▶ Aim of the exercise
Where a line in the listing contains the string "Wickramasinghe", copy that line out.

(Source data)
⁂
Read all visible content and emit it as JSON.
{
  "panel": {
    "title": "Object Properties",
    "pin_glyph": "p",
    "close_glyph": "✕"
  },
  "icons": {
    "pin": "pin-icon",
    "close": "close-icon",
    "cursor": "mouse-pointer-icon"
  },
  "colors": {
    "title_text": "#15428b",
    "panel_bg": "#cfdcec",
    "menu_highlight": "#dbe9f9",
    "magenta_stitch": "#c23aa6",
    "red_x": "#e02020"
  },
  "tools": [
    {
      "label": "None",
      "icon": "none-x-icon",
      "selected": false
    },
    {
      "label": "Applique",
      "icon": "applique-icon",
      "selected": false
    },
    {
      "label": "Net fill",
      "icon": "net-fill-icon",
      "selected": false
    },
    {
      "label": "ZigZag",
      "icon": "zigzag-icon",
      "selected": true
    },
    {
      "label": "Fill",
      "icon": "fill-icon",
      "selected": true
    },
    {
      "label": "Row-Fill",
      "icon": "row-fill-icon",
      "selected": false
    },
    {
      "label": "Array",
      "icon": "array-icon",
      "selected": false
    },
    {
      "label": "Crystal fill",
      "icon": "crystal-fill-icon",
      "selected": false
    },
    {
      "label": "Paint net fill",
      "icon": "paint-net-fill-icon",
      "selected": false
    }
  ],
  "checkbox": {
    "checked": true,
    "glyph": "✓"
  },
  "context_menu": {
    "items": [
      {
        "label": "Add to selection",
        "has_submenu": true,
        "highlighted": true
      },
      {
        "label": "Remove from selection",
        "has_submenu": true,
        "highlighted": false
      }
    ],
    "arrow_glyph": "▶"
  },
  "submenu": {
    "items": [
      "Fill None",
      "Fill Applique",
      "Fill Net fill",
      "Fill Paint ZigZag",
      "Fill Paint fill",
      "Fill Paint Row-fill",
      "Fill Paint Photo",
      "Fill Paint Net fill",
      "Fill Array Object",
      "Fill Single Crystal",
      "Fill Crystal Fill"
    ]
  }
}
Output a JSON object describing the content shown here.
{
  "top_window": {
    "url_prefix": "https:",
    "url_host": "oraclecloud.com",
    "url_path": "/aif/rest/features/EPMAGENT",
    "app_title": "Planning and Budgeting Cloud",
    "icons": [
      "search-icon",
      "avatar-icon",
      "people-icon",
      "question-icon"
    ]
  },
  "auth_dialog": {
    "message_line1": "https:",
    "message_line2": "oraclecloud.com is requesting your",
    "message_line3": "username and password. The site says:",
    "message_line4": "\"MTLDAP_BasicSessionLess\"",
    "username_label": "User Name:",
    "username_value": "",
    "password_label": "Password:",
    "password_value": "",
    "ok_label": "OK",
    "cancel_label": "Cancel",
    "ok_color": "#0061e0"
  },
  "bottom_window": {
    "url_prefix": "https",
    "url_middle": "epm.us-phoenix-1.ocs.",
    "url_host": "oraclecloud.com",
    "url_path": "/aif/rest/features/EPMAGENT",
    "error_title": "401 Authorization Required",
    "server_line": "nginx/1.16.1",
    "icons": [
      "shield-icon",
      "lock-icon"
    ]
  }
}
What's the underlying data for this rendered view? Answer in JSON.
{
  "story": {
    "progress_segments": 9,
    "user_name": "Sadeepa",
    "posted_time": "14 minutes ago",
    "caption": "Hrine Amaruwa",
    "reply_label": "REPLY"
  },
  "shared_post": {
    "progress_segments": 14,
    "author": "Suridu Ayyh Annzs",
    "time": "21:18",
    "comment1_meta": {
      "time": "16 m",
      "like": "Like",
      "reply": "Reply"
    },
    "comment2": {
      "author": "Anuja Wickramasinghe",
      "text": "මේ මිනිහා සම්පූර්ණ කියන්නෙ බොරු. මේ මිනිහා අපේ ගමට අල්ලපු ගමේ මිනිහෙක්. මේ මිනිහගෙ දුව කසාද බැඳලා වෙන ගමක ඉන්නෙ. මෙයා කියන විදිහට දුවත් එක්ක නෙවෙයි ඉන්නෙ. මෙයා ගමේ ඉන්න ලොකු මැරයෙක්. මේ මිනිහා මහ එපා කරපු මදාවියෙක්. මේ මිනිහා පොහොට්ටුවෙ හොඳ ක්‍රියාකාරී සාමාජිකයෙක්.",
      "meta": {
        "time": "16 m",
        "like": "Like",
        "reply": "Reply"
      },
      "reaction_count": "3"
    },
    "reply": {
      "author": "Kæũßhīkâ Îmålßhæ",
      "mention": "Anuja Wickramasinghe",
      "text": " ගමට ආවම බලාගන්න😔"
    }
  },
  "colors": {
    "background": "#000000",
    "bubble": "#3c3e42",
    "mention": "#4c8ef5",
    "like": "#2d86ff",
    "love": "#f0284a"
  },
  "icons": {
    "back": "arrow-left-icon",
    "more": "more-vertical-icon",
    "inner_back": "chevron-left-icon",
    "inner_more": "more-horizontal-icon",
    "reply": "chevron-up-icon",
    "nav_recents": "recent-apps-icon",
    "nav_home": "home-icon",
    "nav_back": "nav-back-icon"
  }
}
⁂
▶ Completed task
      "author": "Anuja Wickramasinghe",
      "mention": "Anuja Wickramasinghe",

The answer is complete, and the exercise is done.